→ **Stored data**:

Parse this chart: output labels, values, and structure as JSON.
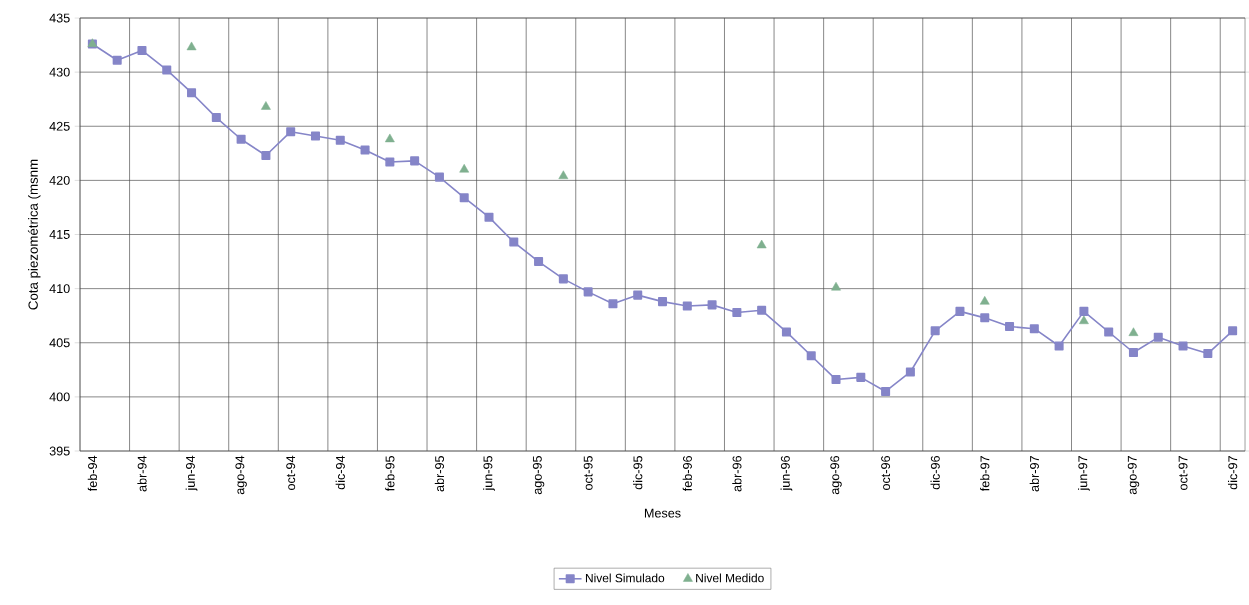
{
  "chart_data": {
    "type": "line",
    "xlabel": "Meses",
    "ylabel": "Cota piezométrica (msnm",
    "categories": [
      "feb-94",
      null,
      "abr-94",
      null,
      "jun-94",
      null,
      "ago-94",
      null,
      "oct-94",
      null,
      "dic-94",
      null,
      "feb-95",
      null,
      "abr-95",
      null,
      "jun-95",
      null,
      "ago-95",
      null,
      "oct-95",
      null,
      "dic-95",
      null,
      "feb-96",
      null,
      "abr-96",
      null,
      "jun-96",
      null,
      "ago-96",
      null,
      "oct-96",
      null,
      "dic-96",
      null,
      "feb-97",
      null,
      "abr-97",
      null,
      "jun-97",
      null,
      "ago-97",
      null,
      "oct-97",
      null,
      "dic-97"
    ],
    "series": [
      {
        "name": "Nivel Simulado",
        "marker": "square",
        "color": "#8585c8",
        "values": [
          432.6,
          431.1,
          432.0,
          430.2,
          428.1,
          425.8,
          423.8,
          422.3,
          424.5,
          424.1,
          423.7,
          422.8,
          421.7,
          421.8,
          420.3,
          418.4,
          416.6,
          414.3,
          412.5,
          410.9,
          409.7,
          408.6,
          409.4,
          408.8,
          408.4,
          408.5,
          407.8,
          408.0,
          406.0,
          403.8,
          401.6,
          401.8,
          400.5,
          402.3,
          406.1,
          407.9,
          407.3,
          406.5,
          406.3,
          404.7,
          407.9,
          406.0,
          404.1,
          405.5,
          404.7,
          404.0,
          406.1
        ]
      },
      {
        "name": "Nivel Medido",
        "type": "scatter",
        "marker": "triangle",
        "color": "#7fb08f",
        "values": [
          432.6,
          null,
          null,
          null,
          432.3,
          null,
          null,
          426.8,
          null,
          null,
          null,
          null,
          423.8,
          null,
          null,
          421.0,
          null,
          null,
          null,
          420.4,
          null,
          null,
          null,
          null,
          null,
          null,
          null,
          414.0,
          null,
          null,
          410.1,
          null,
          null,
          null,
          null,
          null,
          408.8,
          null,
          null,
          null,
          407.0,
          null,
          405.9,
          null,
          null,
          null,
          null
        ]
      }
    ],
    "ylim": [
      395,
      435
    ],
    "yticks": [
      395,
      400,
      405,
      410,
      415,
      420,
      425,
      430,
      435
    ],
    "grid": true,
    "legend": "bottom"
  }
}
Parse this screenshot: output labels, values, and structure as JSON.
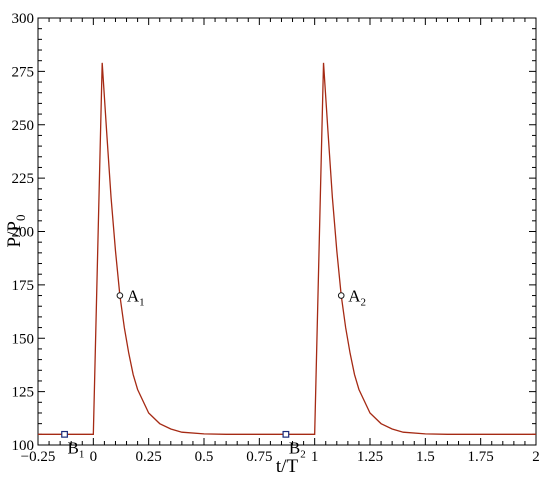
{
  "chart_data": {
    "type": "line",
    "title": "",
    "xlabel": "t/T",
    "ylabel": {
      "main": "P/P",
      "sub": "0"
    },
    "xlim": [
      -0.25,
      2
    ],
    "ylim": [
      100,
      300
    ],
    "xticks": [
      -0.25,
      0,
      0.25,
      0.5,
      0.75,
      1,
      1.25,
      1.5,
      1.75,
      2
    ],
    "xtick_labels": [
      "-0.25",
      "0",
      "0.25",
      "0.5",
      "0.75",
      "1",
      "1.25",
      "1.5",
      "1.75",
      "2"
    ],
    "yticks": [
      100,
      125,
      150,
      175,
      200,
      225,
      250,
      275,
      300
    ],
    "ytick_labels": [
      "100",
      "125",
      "150",
      "175",
      "200",
      "225",
      "250",
      "275",
      "300"
    ],
    "grid": false,
    "colors": {
      "line": "#a52a14",
      "marker_circle": "#1a1a1a",
      "marker_square": "#1a2a7a"
    },
    "series": [
      {
        "x": [
          -0.25,
          0.0,
          0.04,
          0.06,
          0.08,
          0.1,
          0.12,
          0.14,
          0.16,
          0.18,
          0.2,
          0.25,
          0.3,
          0.35,
          0.4,
          0.5,
          0.6,
          0.75,
          0.9,
          1.0,
          1.04,
          1.06,
          1.08,
          1.1,
          1.12,
          1.14,
          1.16,
          1.18,
          1.2,
          1.25,
          1.3,
          1.35,
          1.4,
          1.5,
          1.6,
          1.75,
          2.0
        ],
        "y": [
          105,
          105,
          279,
          247,
          216,
          191,
          170,
          155,
          143,
          133,
          126,
          115,
          110,
          107.5,
          106,
          105.2,
          105,
          105,
          105,
          105,
          279,
          247,
          216,
          191,
          170,
          155,
          143,
          133,
          126,
          115,
          110,
          107.5,
          106,
          105.2,
          105,
          105,
          105
        ]
      }
    ],
    "annotations": [
      {
        "label": "A",
        "sub": "1",
        "x": 0.12,
        "y": 170,
        "marker": "circle"
      },
      {
        "label": "A",
        "sub": "2",
        "x": 1.12,
        "y": 170,
        "marker": "circle"
      },
      {
        "label": "B",
        "sub": "1",
        "x": -0.13,
        "y": 105,
        "marker": "square"
      },
      {
        "label": "B",
        "sub": "2",
        "x": 0.87,
        "y": 105,
        "marker": "square"
      }
    ]
  }
}
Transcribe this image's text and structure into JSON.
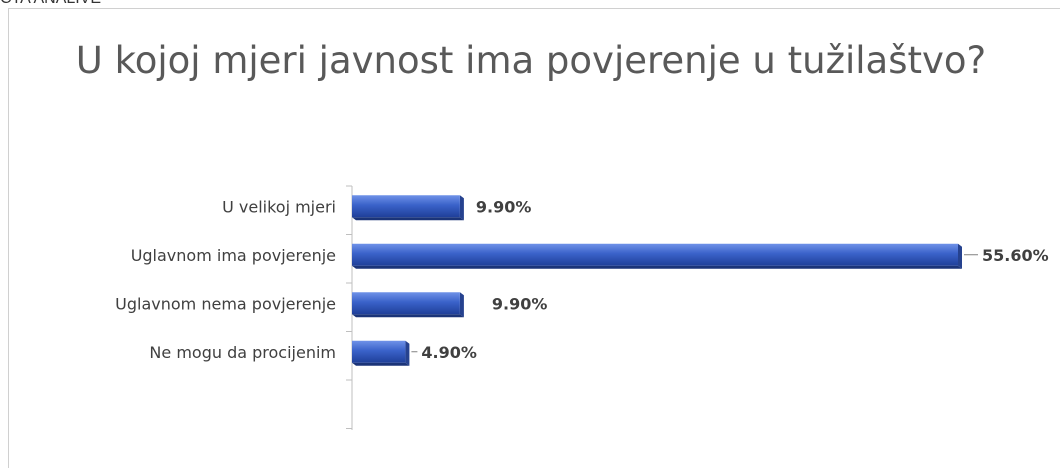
{
  "header_fragment": "CTA ANALIVE",
  "chart_data": {
    "type": "bar",
    "orientation": "horizontal",
    "title": "U kojoj mjeri javnost ima povjerenje u tužilaštvo?",
    "categories": [
      "U velikoj mjeri",
      "Uglavnom ima povjerenje",
      "Uglavnom nema povjerenje",
      "Ne mogu da procijenim"
    ],
    "values": [
      9.9,
      55.6,
      9.9,
      4.9
    ],
    "data_labels": [
      "9.90%",
      "55.60%",
      "9.90%",
      "4.90%"
    ],
    "xlim": [
      0,
      55.6
    ],
    "grid": false,
    "legend": "none",
    "bar_color": "#3a62c9"
  }
}
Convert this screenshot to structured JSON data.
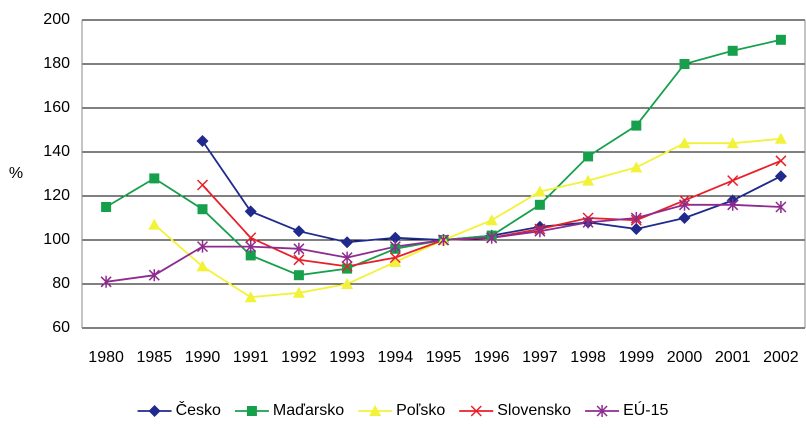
{
  "chart_data": {
    "type": "line",
    "y_label": "%",
    "categories": [
      "1980",
      "1985",
      "1990",
      "1991",
      "1992",
      "1993",
      "1994",
      "1995",
      "1996",
      "1997",
      "1998",
      "1999",
      "2000",
      "2001",
      "2002"
    ],
    "series": [
      {
        "name": "Česko",
        "color": "#1f2a8c",
        "marker": "diamond",
        "values": [
          null,
          null,
          145,
          113,
          104,
          99,
          101,
          100,
          102,
          106,
          108,
          105,
          110,
          118,
          129
        ]
      },
      {
        "name": "Maďarsko",
        "color": "#17a04c",
        "marker": "square",
        "values": [
          115,
          128,
          114,
          93,
          84,
          87,
          96,
          100,
          102,
          116,
          138,
          152,
          180,
          186,
          191
        ]
      },
      {
        "name": "Poľsko",
        "color": "#f2f23a",
        "marker": "triangle",
        "values": [
          null,
          107,
          88,
          74,
          76,
          80,
          90,
          100,
          109,
          122,
          127,
          133,
          144,
          144,
          146
        ]
      },
      {
        "name": "Slovensko",
        "color": "#e8202a",
        "marker": "x",
        "values": [
          null,
          null,
          125,
          101,
          91,
          88,
          92,
          100,
          101,
          105,
          110,
          109,
          118,
          127,
          136
        ]
      },
      {
        "name": "EÚ-15",
        "color": "#8e2b8e",
        "marker": "star",
        "values": [
          81,
          84,
          97,
          97,
          96,
          92,
          97,
          100,
          101,
          104,
          108,
          110,
          116,
          116,
          115
        ]
      }
    ],
    "ylim": [
      60,
      200
    ],
    "yticks": [
      60,
      80,
      100,
      120,
      140,
      160,
      180,
      200
    ],
    "grid": true,
    "legend": "bottom"
  }
}
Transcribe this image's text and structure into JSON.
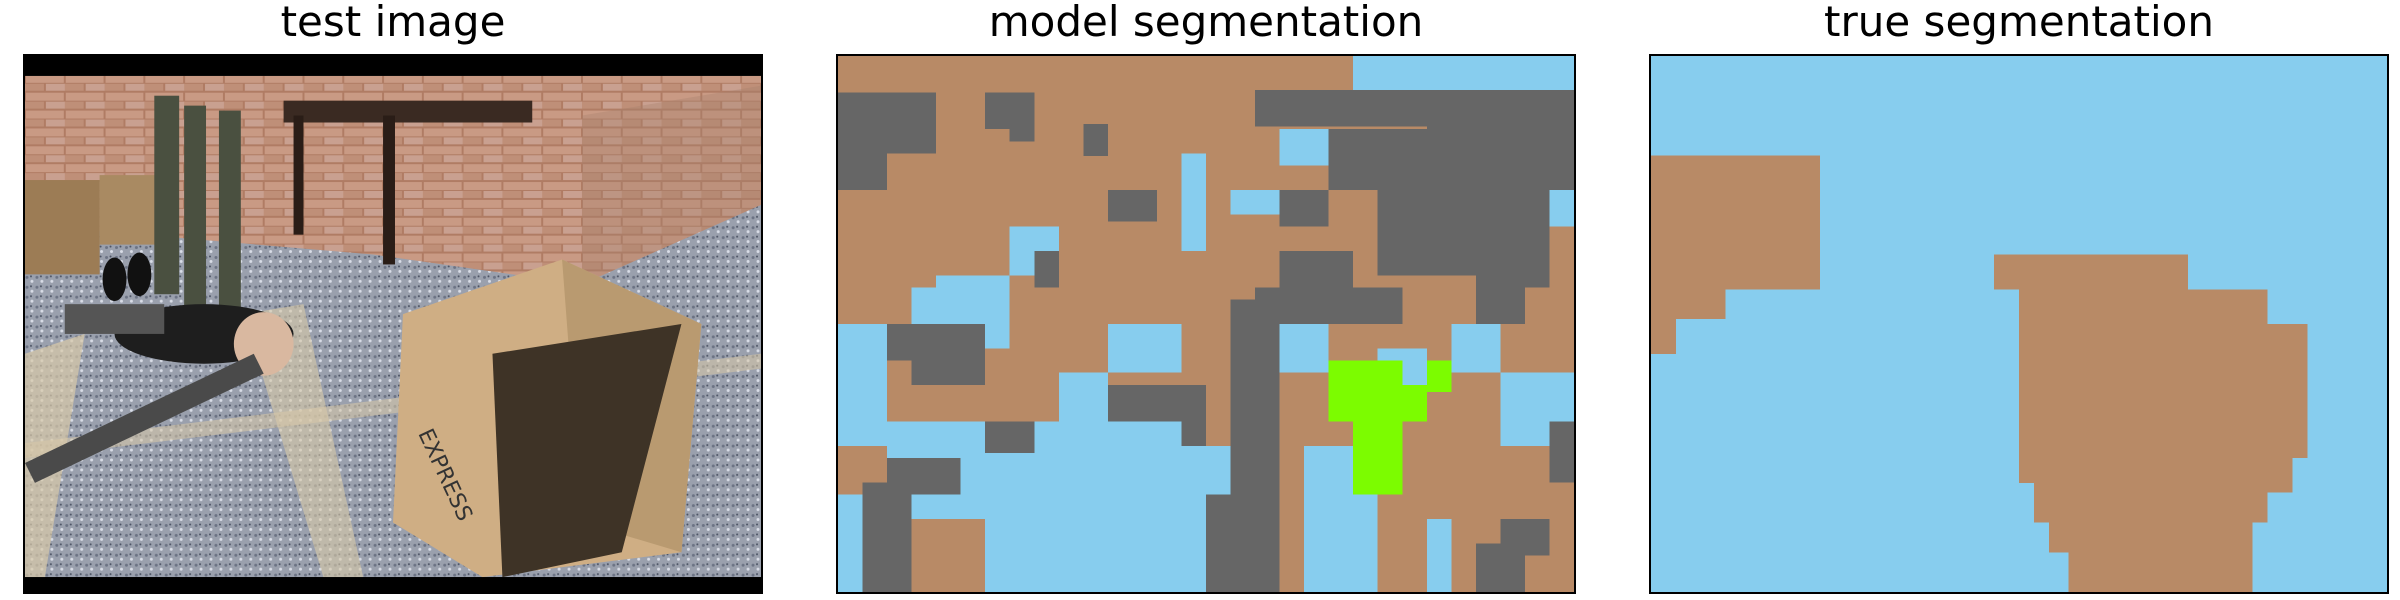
{
  "panels": [
    {
      "title": "test image"
    },
    {
      "title": "model segmentation"
    },
    {
      "title": "true segmentation"
    }
  ],
  "photo": {
    "box_label": "EXPRESS"
  },
  "legend_colors": {
    "tan": "#B88A66",
    "sky": "#87CDEE",
    "gray": "#666666",
    "green": "#7CFC00"
  }
}
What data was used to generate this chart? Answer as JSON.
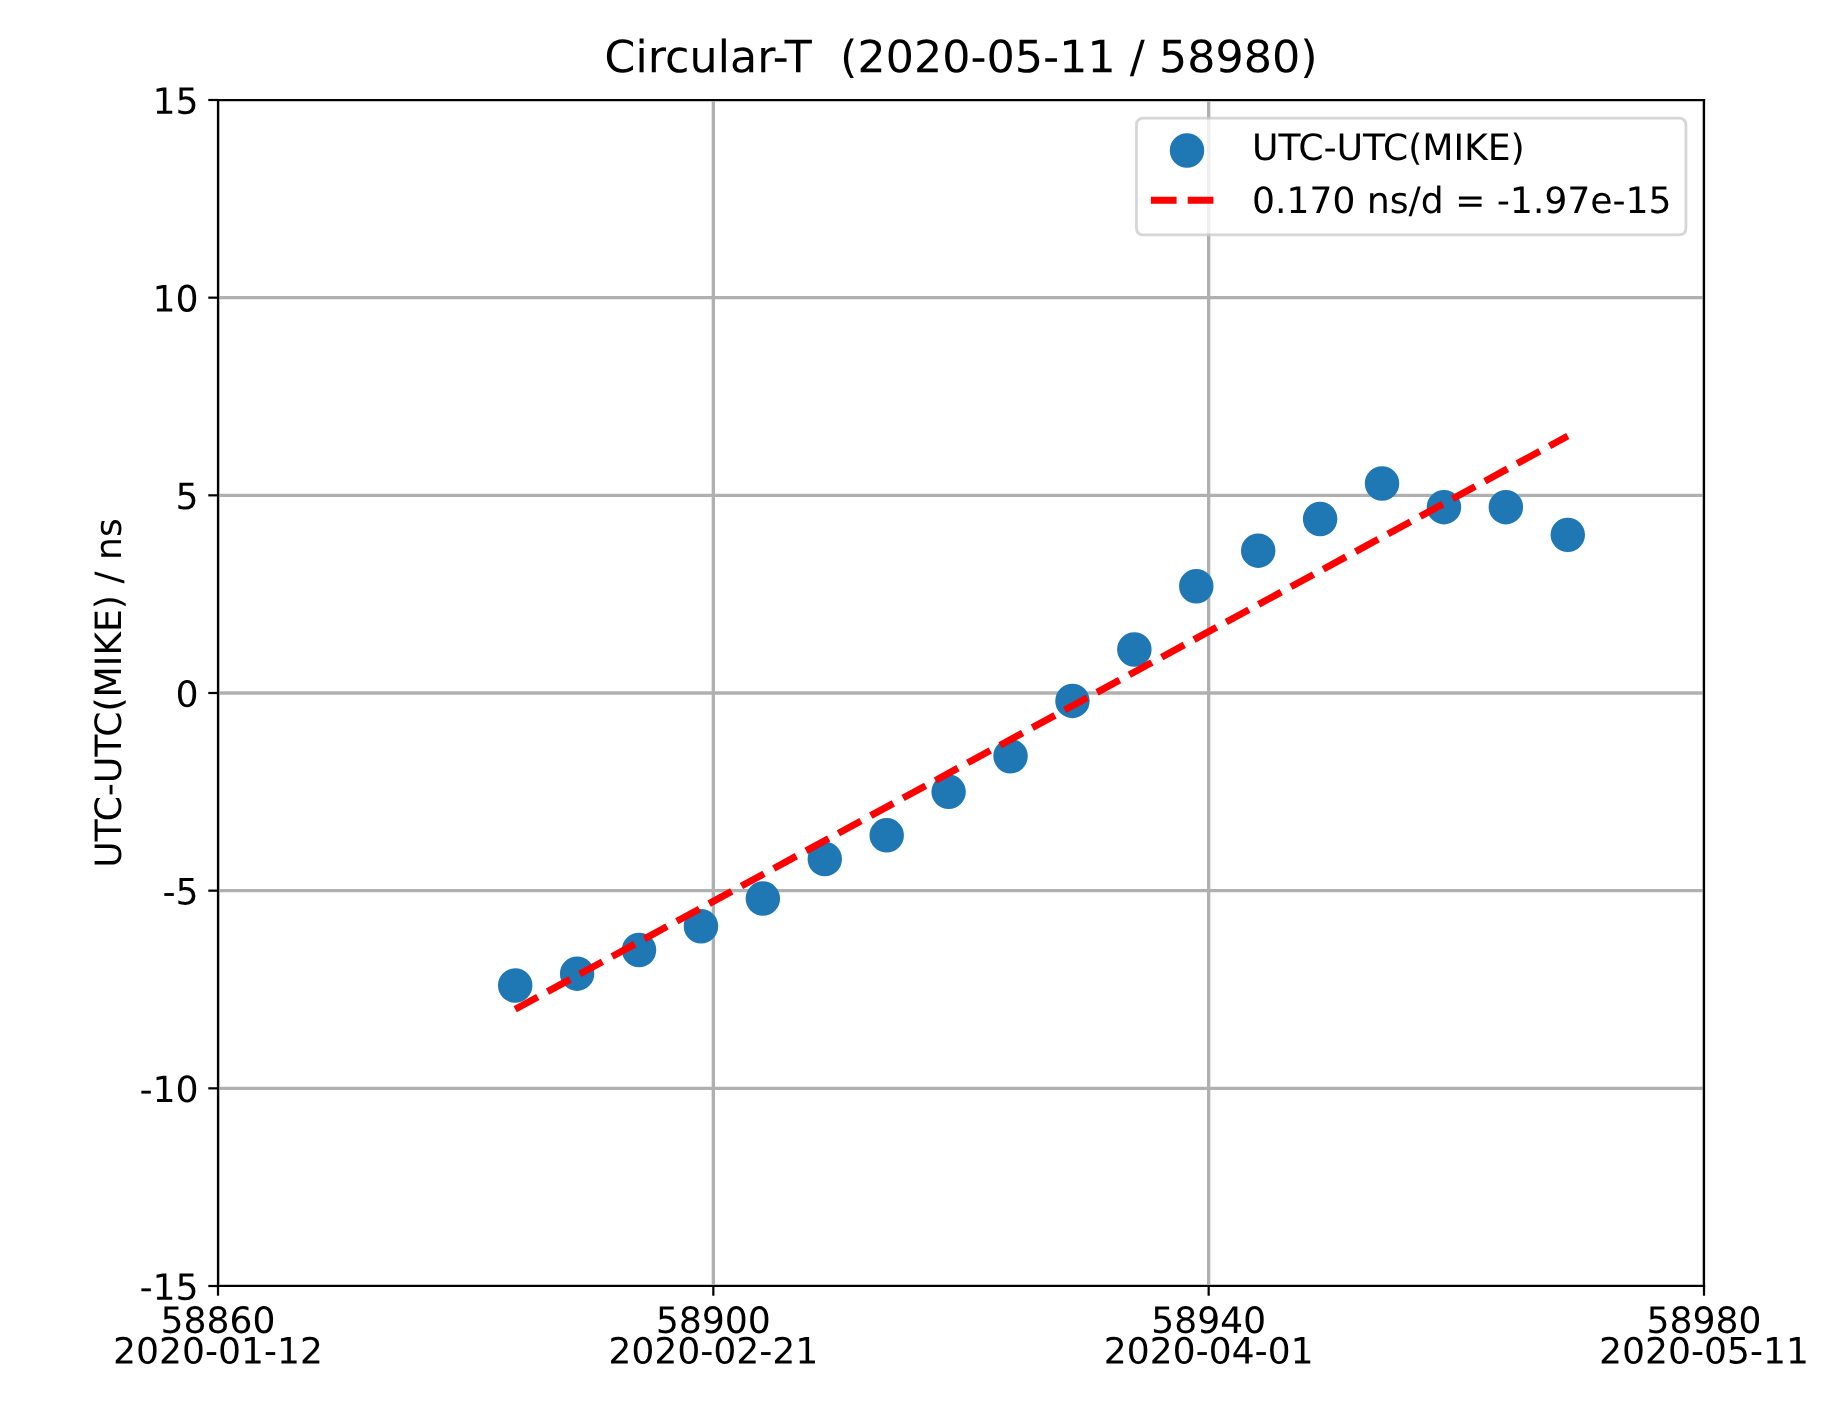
{
  "chart_data": {
    "type": "scatter",
    "title": "Circular-T  (2020-05-11 / 58980)",
    "ylabel": "UTC-UTC(MIKE) / ns",
    "xlim": [
      58860,
      58980
    ],
    "ylim": [
      -15,
      15
    ],
    "xticks": [
      58860,
      58900,
      58940,
      58980
    ],
    "x2lim": [
      "2020-01-12",
      "2020-05-11"
    ],
    "x2ticks": [
      "2020-01-12",
      "2020-02-21",
      "2020-04-01",
      "2020-05-11"
    ],
    "yticks": [
      -15,
      -10,
      -5,
      0,
      5,
      10,
      15
    ],
    "grid": true,
    "legend": "top right",
    "series": [
      {
        "name": "UTC-UTC(MIKE)",
        "marker": "circle",
        "color": "#1f77b4",
        "x": [
          58884,
          58889,
          58894,
          58899,
          58904,
          58909,
          58914,
          58919,
          58924,
          58929,
          58934,
          58939,
          58944,
          58949,
          58954,
          58959,
          58964,
          58969
        ],
        "values": [
          -7.4,
          -7.1,
          -6.5,
          -5.9,
          -5.2,
          -4.2,
          -3.6,
          -2.5,
          -1.6,
          -0.2,
          1.1,
          2.7,
          3.6,
          4.4,
          5.3,
          4.7,
          4.7,
          4.0
        ]
      },
      {
        "name": "0.170 ns/d = -1.97e-15",
        "type": "line",
        "line_style": "dashed",
        "color": "#ff0000",
        "x": [
          58884,
          58969
        ],
        "values": [
          -8.0,
          6.5
        ]
      }
    ]
  }
}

→ **What the task asks**: From the material, report only how many lines include the word "MIKE".

→ **Written response**: 2